#### WHAT TO DO
Reproduce the listing below line for line, keeping every character unchanged, and omit the picture from your output.
[start of DATA SUPPLIED]
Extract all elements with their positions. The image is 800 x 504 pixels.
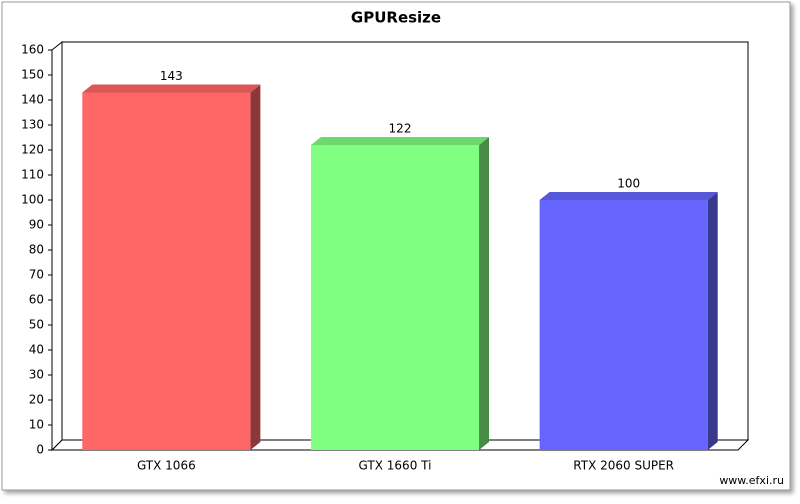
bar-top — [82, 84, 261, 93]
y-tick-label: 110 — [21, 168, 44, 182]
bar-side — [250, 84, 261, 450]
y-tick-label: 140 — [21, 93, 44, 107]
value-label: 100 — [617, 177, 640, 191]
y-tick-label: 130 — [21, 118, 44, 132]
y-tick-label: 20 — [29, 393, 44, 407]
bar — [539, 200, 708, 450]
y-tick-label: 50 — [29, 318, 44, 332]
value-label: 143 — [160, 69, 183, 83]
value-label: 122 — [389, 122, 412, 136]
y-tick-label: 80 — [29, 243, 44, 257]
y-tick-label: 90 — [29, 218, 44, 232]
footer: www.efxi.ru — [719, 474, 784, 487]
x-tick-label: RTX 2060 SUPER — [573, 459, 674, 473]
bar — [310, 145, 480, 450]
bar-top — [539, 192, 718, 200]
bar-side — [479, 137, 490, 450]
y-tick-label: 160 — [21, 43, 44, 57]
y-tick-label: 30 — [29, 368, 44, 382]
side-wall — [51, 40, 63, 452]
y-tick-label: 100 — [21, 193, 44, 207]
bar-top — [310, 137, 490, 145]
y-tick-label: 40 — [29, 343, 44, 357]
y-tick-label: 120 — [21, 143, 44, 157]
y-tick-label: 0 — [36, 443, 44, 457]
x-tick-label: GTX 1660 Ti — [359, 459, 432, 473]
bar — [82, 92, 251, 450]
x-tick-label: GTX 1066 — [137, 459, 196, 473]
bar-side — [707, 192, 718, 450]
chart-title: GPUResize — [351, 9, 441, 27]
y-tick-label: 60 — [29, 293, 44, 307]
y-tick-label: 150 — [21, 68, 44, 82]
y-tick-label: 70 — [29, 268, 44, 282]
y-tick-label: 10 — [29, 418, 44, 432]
[end of DATA SUPPLIED]
#### EXPECTED ANSWER
Extract all elements with their positions. The image is 800 x 504 pixels.
bar-top — [82, 84, 261, 93]
y-tick-label: 110 — [21, 168, 44, 182]
bar-side — [250, 84, 261, 450]
y-tick-label: 140 — [21, 93, 44, 107]
value-label: 100 — [617, 177, 640, 191]
y-tick-label: 130 — [21, 118, 44, 132]
y-tick-label: 20 — [29, 393, 44, 407]
bar — [539, 200, 708, 450]
y-tick-label: 50 — [29, 318, 44, 332]
value-label: 143 — [160, 69, 183, 83]
value-label: 122 — [389, 122, 412, 136]
y-tick-label: 80 — [29, 243, 44, 257]
y-tick-label: 90 — [29, 218, 44, 232]
footer: www.efxi.ru — [719, 474, 784, 487]
x-tick-label: RTX 2060 SUPER — [573, 459, 674, 473]
bar — [310, 145, 480, 450]
bar-top — [539, 192, 718, 200]
bar-side — [479, 137, 490, 450]
y-tick-label: 160 — [21, 43, 44, 57]
y-tick-label: 30 — [29, 368, 44, 382]
side-wall — [51, 40, 63, 452]
y-tick-label: 100 — [21, 193, 44, 207]
bar-top — [310, 137, 490, 145]
y-tick-label: 40 — [29, 343, 44, 357]
y-tick-label: 120 — [21, 143, 44, 157]
y-tick-label: 0 — [36, 443, 44, 457]
x-tick-label: GTX 1660 Ti — [359, 459, 432, 473]
bar — [82, 92, 251, 450]
x-tick-label: GTX 1066 — [137, 459, 196, 473]
bar-side — [707, 192, 718, 450]
chart-title: GPUResize — [351, 9, 441, 27]
y-tick-label: 60 — [29, 293, 44, 307]
y-tick-label: 150 — [21, 68, 44, 82]
y-tick-label: 70 — [29, 268, 44, 282]
y-tick-label: 10 — [29, 418, 44, 432]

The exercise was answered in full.